• **EXERCISE INSTRUCTIONS**
Print the entries in full, word for word, but not the pictures.

• **DATASET EXTRACT**
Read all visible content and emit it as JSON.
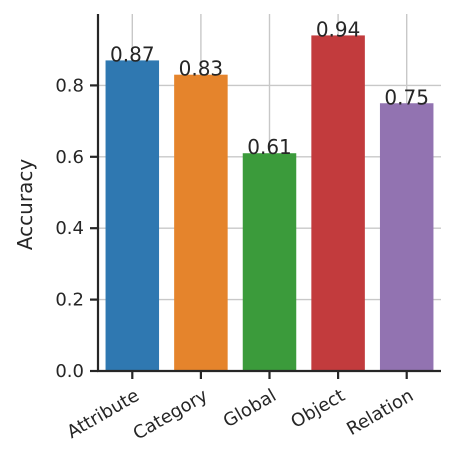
{
  "chart_data": {
    "type": "bar",
    "categories": [
      "Attribute",
      "Category",
      "Global",
      "Object",
      "Relation"
    ],
    "values": [
      0.87,
      0.83,
      0.61,
      0.94,
      0.75
    ],
    "value_labels": [
      "0.87",
      "0.83",
      "0.61",
      "0.94",
      "0.75"
    ],
    "colors": [
      "#2f78b1",
      "#e5842c",
      "#3b9b3b",
      "#c23b3d",
      "#9273b1"
    ],
    "ylabel": "Accuracy",
    "xlabel": "",
    "title": "",
    "ylim": [
      0,
      1.0
    ],
    "yticks": [
      0.0,
      0.2,
      0.4,
      0.6,
      0.8
    ],
    "ytick_labels": [
      "0.0",
      "0.2",
      "0.4",
      "0.6",
      "0.8"
    ],
    "grid": true
  }
}
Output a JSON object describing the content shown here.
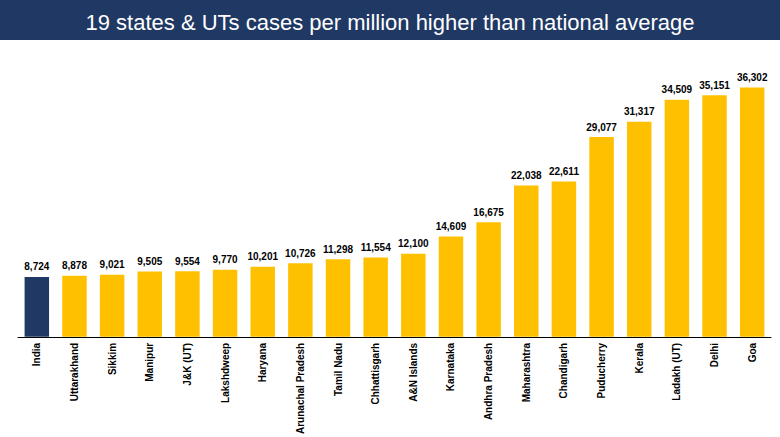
{
  "chart_data": {
    "type": "bar",
    "title": "19 states & UTs cases per million higher than national average",
    "categories": [
      "India",
      "Uttarakhand",
      "Sikkim",
      "Manipur",
      "J&K (UT)",
      "Lakshdweep",
      "Haryana",
      "Arunachal Pradesh",
      "Tamil Nadu",
      "Chhattisgarh",
      "A&N Islands",
      "Karnataka",
      "Andhra Pradesh",
      "Maharashtra",
      "Chandigarh",
      "Puducherry",
      "Kerala",
      "Ladakh (UT)",
      "Delhi",
      "Goa"
    ],
    "values": [
      8724,
      8878,
      9021,
      9505,
      9554,
      9770,
      10201,
      10726,
      11298,
      11554,
      12100,
      14609,
      16675,
      22038,
      22611,
      29077,
      31317,
      34509,
      35151,
      36302
    ],
    "value_labels": [
      "8,724",
      "8,878",
      "9,021",
      "9,505",
      "9,554",
      "9,770",
      "10,201",
      "10,726",
      "11,298",
      "11,554",
      "12,100",
      "14,609",
      "16,675",
      "22,038",
      "22,611",
      "29,077",
      "31,317",
      "34,509",
      "35,151",
      "36,302"
    ],
    "colors": [
      "#1f3864",
      "#ffc000",
      "#ffc000",
      "#ffc000",
      "#ffc000",
      "#ffc000",
      "#ffc000",
      "#ffc000",
      "#ffc000",
      "#ffc000",
      "#ffc000",
      "#ffc000",
      "#ffc000",
      "#ffc000",
      "#ffc000",
      "#ffc000",
      "#ffc000",
      "#ffc000",
      "#ffc000",
      "#ffc000"
    ],
    "ylim": [
      0,
      40000
    ],
    "grid": false,
    "data_labels": true,
    "tick_labels": "x"
  }
}
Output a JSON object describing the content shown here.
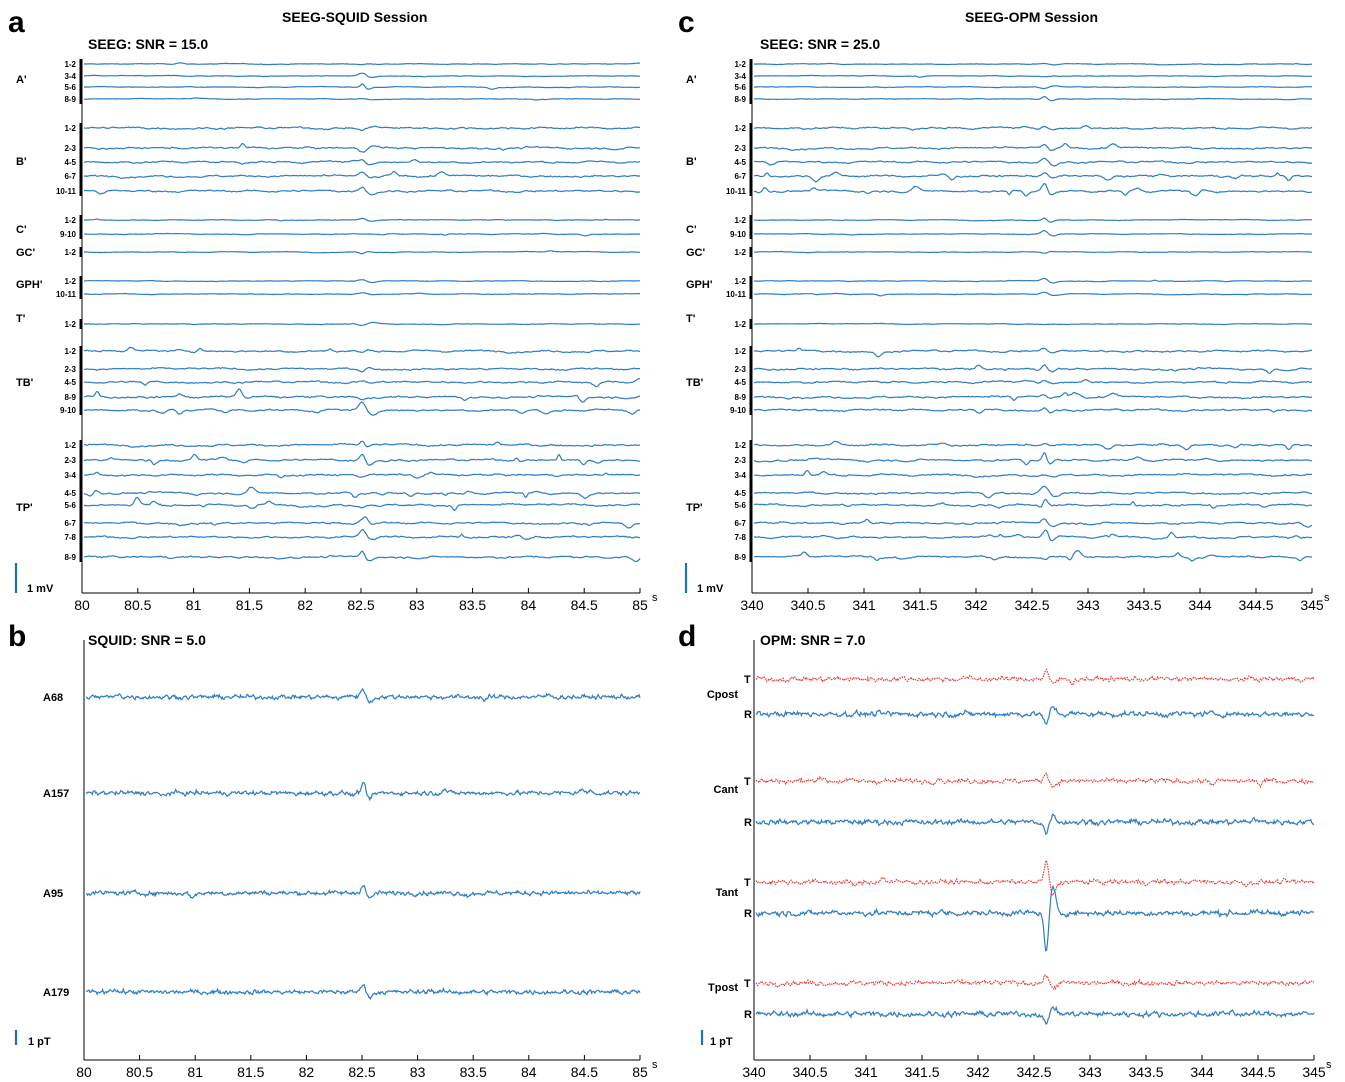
{
  "colors": {
    "trace": "#2f7dc0",
    "radial_trace": "#2f7dc0",
    "tangential_trace": "#e8342c",
    "axis": "#000000",
    "scalebar": "#1f6fbf"
  },
  "panel_labels": {
    "a": "a",
    "b": "b",
    "c": "c",
    "d": "d"
  },
  "session_titles": {
    "squid": "SEEG-SQUID Session",
    "opm": "SEEG-OPM Session"
  },
  "chart_data": [
    {
      "id": "a",
      "type": "line",
      "title": "SEEG: SNR = 15.0",
      "xlabel": "s",
      "xlim": [
        80,
        85
      ],
      "xticks": [
        "80",
        "80.5",
        "81",
        "81.5",
        "82",
        "82.5",
        "83",
        "83.5",
        "84",
        "84.5",
        "85"
      ],
      "scalebar_label": "1 mV",
      "event_x": 82.5,
      "groups": [
        {
          "name": "A'",
          "channels": [
            "1-2",
            "3-4",
            "5-6",
            "8-9"
          ]
        },
        {
          "name": "B'",
          "channels": [
            "1-2",
            "2-3",
            "4-5",
            "6-7",
            "10-11"
          ]
        },
        {
          "name": "C'",
          "channels": [
            "1-2",
            "9-10"
          ]
        },
        {
          "name": "GC'",
          "channels": [
            "1-2"
          ]
        },
        {
          "name": "GPH'",
          "channels": [
            "1-2",
            "10-11"
          ]
        },
        {
          "name": "T'",
          "channels": [
            "1-2"
          ]
        },
        {
          "name": "TB'",
          "channels": [
            "1-2",
            "2-3",
            "4-5",
            "8-9",
            "9-10"
          ]
        },
        {
          "name": "TP'",
          "channels": [
            "1-2",
            "2-3",
            "3-4",
            "4-5",
            "5-6",
            "6-7",
            "7-8",
            "8-9"
          ]
        }
      ]
    },
    {
      "id": "b",
      "type": "line",
      "title": "SQUID: SNR = 5.0",
      "xlabel": "s",
      "xlim": [
        80,
        85
      ],
      "xticks": [
        "80",
        "80.5",
        "81",
        "81.5",
        "82",
        "82.5",
        "83",
        "83.5",
        "84",
        "84.5",
        "85"
      ],
      "scalebar_label": "1 pT",
      "event_x": 82.5,
      "channels": [
        "A68",
        "A157",
        "A95",
        "A179"
      ]
    },
    {
      "id": "c",
      "type": "line",
      "title": "SEEG: SNR = 25.0",
      "xlabel": "s",
      "xlim": [
        340,
        345
      ],
      "xticks": [
        "340",
        "340.5",
        "341",
        "341.5",
        "342",
        "342.5",
        "343",
        "343.5",
        "344",
        "344.5",
        "345"
      ],
      "scalebar_label": "1 mV",
      "event_x": 342.6,
      "groups": [
        {
          "name": "A'",
          "channels": [
            "1-2",
            "3-4",
            "5-6",
            "8-9"
          ]
        },
        {
          "name": "B'",
          "channels": [
            "1-2",
            "2-3",
            "4-5",
            "6-7",
            "10-11"
          ]
        },
        {
          "name": "C'",
          "channels": [
            "1-2",
            "9-10"
          ]
        },
        {
          "name": "GC'",
          "channels": [
            "1-2"
          ]
        },
        {
          "name": "GPH'",
          "channels": [
            "1-2",
            "10-11"
          ]
        },
        {
          "name": "T'",
          "channels": [
            "1-2"
          ]
        },
        {
          "name": "TB'",
          "channels": [
            "1-2",
            "2-3",
            "4-5",
            "8-9",
            "9-10"
          ]
        },
        {
          "name": "TP'",
          "channels": [
            "1-2",
            "2-3",
            "3-4",
            "4-5",
            "5-6",
            "6-7",
            "7-8",
            "8-9"
          ]
        }
      ]
    },
    {
      "id": "d",
      "type": "line",
      "title": "OPM: SNR = 7.0",
      "xlabel": "s",
      "xlim": [
        340,
        345
      ],
      "xticks": [
        "340",
        "340.5",
        "341",
        "341.5",
        "342",
        "342.5",
        "343",
        "343.5",
        "344",
        "344.5",
        "345"
      ],
      "scalebar_label": "1 pT",
      "event_x": 342.6,
      "sensors": [
        {
          "name": "Cpost",
          "components": [
            "T",
            "R"
          ]
        },
        {
          "name": "Cant",
          "components": [
            "T",
            "R"
          ]
        },
        {
          "name": "Tant",
          "components": [
            "T",
            "R"
          ]
        },
        {
          "name": "Tpost",
          "components": [
            "T",
            "R"
          ]
        }
      ]
    }
  ]
}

• **EXERCISE RESPONSE**
Read all visible content and emit it as JSON.
{
  "chart_data": {
    "type": "bar",
    "categories": [
      "Attribute",
      "Category",
      "Global",
      "Object",
      "Relation"
    ],
    "values": [
      0.87,
      0.83,
      0.61,
      0.94,
      0.75
    ],
    "value_labels": [
      "0.87",
      "0.83",
      "0.61",
      "0.94",
      "0.75"
    ],
    "colors": [
      "#2f78b1",
      "#e5842c",
      "#3b9b3b",
      "#c23b3d",
      "#9273b1"
    ],
    "ylabel": "Accuracy",
    "xlabel": "",
    "title": "",
    "ylim": [
      0,
      1.0
    ],
    "yticks": [
      0.0,
      0.2,
      0.4,
      0.6,
      0.8
    ],
    "ytick_labels": [
      "0.0",
      "0.2",
      "0.4",
      "0.6",
      "0.8"
    ],
    "grid": true
  }
}
Output a JSON object describing the content shown here.
{
  "chart_data": {
    "type": "bar",
    "title": "19 states & UTs cases per million higher than national average",
    "categories": [
      "India",
      "Uttarakhand",
      "Sikkim",
      "Manipur",
      "J&K (UT)",
      "Lakshdweep",
      "Haryana",
      "Arunachal Pradesh",
      "Tamil Nadu",
      "Chhattisgarh",
      "A&N Islands",
      "Karnataka",
      "Andhra Pradesh",
      "Maharashtra",
      "Chandigarh",
      "Puducherry",
      "Kerala",
      "Ladakh (UT)",
      "Delhi",
      "Goa"
    ],
    "values": [
      8724,
      8878,
      9021,
      9505,
      9554,
      9770,
      10201,
      10726,
      11298,
      11554,
      12100,
      14609,
      16675,
      22038,
      22611,
      29077,
      31317,
      34509,
      35151,
      36302
    ],
    "value_labels": [
      "8,724",
      "8,878",
      "9,021",
      "9,505",
      "9,554",
      "9,770",
      "10,201",
      "10,726",
      "11,298",
      "11,554",
      "12,100",
      "14,609",
      "16,675",
      "22,038",
      "22,611",
      "29,077",
      "31,317",
      "34,509",
      "35,151",
      "36,302"
    ],
    "colors": [
      "#1f3864",
      "#ffc000",
      "#ffc000",
      "#ffc000",
      "#ffc000",
      "#ffc000",
      "#ffc000",
      "#ffc000",
      "#ffc000",
      "#ffc000",
      "#ffc000",
      "#ffc000",
      "#ffc000",
      "#ffc000",
      "#ffc000",
      "#ffc000",
      "#ffc000",
      "#ffc000",
      "#ffc000",
      "#ffc000"
    ],
    "ylim": [
      0,
      40000
    ],
    "grid": false,
    "data_labels": true,
    "tick_labels": "x"
  }
}
Output a JSON object describing the content shown here.
{
  "colors": {
    "trace": "#2f7dc0",
    "radial_trace": "#2f7dc0",
    "tangential_trace": "#e8342c",
    "axis": "#000000",
    "scalebar": "#1f6fbf"
  },
  "panel_labels": {
    "a": "a",
    "b": "b",
    "c": "c",
    "d": "d"
  },
  "session_titles": {
    "squid": "SEEG-SQUID Session",
    "opm": "SEEG-OPM Session"
  },
  "chart_data": [
    {
      "id": "a",
      "type": "line",
      "title": "SEEG: SNR = 15.0",
      "xlabel": "s",
      "xlim": [
        80,
        85
      ],
      "xticks": [
        "80",
        "80.5",
        "81",
        "81.5",
        "82",
        "82.5",
        "83",
        "83.5",
        "84",
        "84.5",
        "85"
      ],
      "scalebar_label": "1 mV",
      "event_x": 82.5,
      "groups": [
        {
          "name": "A'",
          "channels": [
            "1-2",
            "3-4",
            "5-6",
            "8-9"
          ]
        },
        {
          "name": "B'",
          "channels": [
            "1-2",
            "2-3",
            "4-5",
            "6-7",
            "10-11"
          ]
        },
        {
          "name": "C'",
          "channels": [
            "1-2",
            "9-10"
          ]
        },
        {
          "name": "GC'",
          "channels": [
            "1-2"
          ]
        },
        {
          "name": "GPH'",
          "channels": [
            "1-2",
            "10-11"
          ]
        },
        {
          "name": "T'",
          "channels": [
            "1-2"
          ]
        },
        {
          "name": "TB'",
          "channels": [
            "1-2",
            "2-3",
            "4-5",
            "8-9",
            "9-10"
          ]
        },
        {
          "name": "TP'",
          "channels": [
            "1-2",
            "2-3",
            "3-4",
            "4-5",
            "5-6",
            "6-7",
            "7-8",
            "8-9"
          ]
        }
      ]
    },
    {
      "id": "b",
      "type": "line",
      "title": "SQUID: SNR = 5.0",
      "xlabel": "s",
      "xlim": [
        80,
        85
      ],
      "xticks": [
        "80",
        "80.5",
        "81",
        "81.5",
        "82",
        "82.5",
        "83",
        "83.5",
        "84",
        "84.5",
        "85"
      ],
      "scalebar_label": "1 pT",
      "event_x": 82.5,
      "channels": [
        "A68",
        "A157",
        "A95",
        "A179"
      ]
    },
    {
      "id": "c",
      "type": "line",
      "title": "SEEG: SNR = 25.0",
      "xlabel": "s",
      "xlim": [
        340,
        345
      ],
      "xticks": [
        "340",
        "340.5",
        "341",
        "341.5",
        "342",
        "342.5",
        "343",
        "343.5",
        "344",
        "344.5",
        "345"
      ],
      "scalebar_label": "1 mV",
      "event_x": 342.6,
      "groups": [
        {
          "name": "A'",
          "channels": [
            "1-2",
            "3-4",
            "5-6",
            "8-9"
          ]
        },
        {
          "name": "B'",
          "channels": [
            "1-2",
            "2-3",
            "4-5",
            "6-7",
            "10-11"
          ]
        },
        {
          "name": "C'",
          "channels": [
            "1-2",
            "9-10"
          ]
        },
        {
          "name": "GC'",
          "channels": [
            "1-2"
          ]
        },
        {
          "name": "GPH'",
          "channels": [
            "1-2",
            "10-11"
          ]
        },
        {
          "name": "T'",
          "channels": [
            "1-2"
          ]
        },
        {
          "name": "TB'",
          "channels": [
            "1-2",
            "2-3",
            "4-5",
            "8-9",
            "9-10"
          ]
        },
        {
          "name": "TP'",
          "channels": [
            "1-2",
            "2-3",
            "3-4",
            "4-5",
            "5-6",
            "6-7",
            "7-8",
            "8-9"
          ]
        }
      ]
    },
    {
      "id": "d",
      "type": "line",
      "title": "OPM: SNR = 7.0",
      "xlabel": "s",
      "xlim": [
        340,
        345
      ],
      "xticks": [
        "340",
        "340.5",
        "341",
        "341.5",
        "342",
        "342.5",
        "343",
        "343.5",
        "344",
        "344.5",
        "345"
      ],
      "scalebar_label": "1 pT",
      "event_x": 342.6,
      "sensors": [
        {
          "name": "Cpost",
          "components": [
            "T",
            "R"
          ]
        },
        {
          "name": "Cant",
          "components": [
            "T",
            "R"
          ]
        },
        {
          "name": "Tant",
          "components": [
            "T",
            "R"
          ]
        },
        {
          "name": "Tpost",
          "components": [
            "T",
            "R"
          ]
        }
      ]
    }
  ]
}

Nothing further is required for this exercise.